**Exercise directions:** Count how many lines in the material below hold the word "score"; the reply is that number alone.

▬▬▬

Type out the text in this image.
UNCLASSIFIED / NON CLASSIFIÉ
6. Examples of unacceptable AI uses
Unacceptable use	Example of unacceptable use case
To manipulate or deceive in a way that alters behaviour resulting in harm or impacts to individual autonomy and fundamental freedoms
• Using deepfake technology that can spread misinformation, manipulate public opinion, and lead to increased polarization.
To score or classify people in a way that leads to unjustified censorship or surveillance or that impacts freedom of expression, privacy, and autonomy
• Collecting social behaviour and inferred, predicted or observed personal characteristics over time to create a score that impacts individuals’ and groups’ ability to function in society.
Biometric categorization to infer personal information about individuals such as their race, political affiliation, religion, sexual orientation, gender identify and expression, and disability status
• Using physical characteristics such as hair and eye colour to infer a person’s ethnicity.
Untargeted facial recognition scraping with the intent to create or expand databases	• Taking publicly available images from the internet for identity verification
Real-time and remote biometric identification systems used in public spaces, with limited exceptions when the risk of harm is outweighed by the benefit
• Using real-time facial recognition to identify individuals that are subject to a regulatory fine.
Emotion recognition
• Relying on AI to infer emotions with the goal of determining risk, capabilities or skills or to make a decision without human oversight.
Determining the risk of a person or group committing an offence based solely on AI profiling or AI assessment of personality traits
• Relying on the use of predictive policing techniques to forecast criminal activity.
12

▬▬▬

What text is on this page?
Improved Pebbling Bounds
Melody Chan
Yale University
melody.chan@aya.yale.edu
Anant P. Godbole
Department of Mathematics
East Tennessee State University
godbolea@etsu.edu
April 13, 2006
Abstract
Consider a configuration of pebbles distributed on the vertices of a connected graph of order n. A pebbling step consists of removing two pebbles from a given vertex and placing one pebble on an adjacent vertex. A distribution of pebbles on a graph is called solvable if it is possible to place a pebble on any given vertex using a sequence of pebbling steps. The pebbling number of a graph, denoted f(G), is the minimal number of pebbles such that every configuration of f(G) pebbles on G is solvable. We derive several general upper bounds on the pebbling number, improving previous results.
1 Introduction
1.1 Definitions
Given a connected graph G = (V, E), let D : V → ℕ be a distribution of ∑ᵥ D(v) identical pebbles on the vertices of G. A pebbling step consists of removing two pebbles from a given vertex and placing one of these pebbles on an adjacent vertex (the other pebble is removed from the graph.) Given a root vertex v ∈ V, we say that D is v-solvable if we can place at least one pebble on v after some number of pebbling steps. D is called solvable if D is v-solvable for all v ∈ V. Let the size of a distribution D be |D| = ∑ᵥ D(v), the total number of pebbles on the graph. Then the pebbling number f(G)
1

▬▬▬

**Response:** 2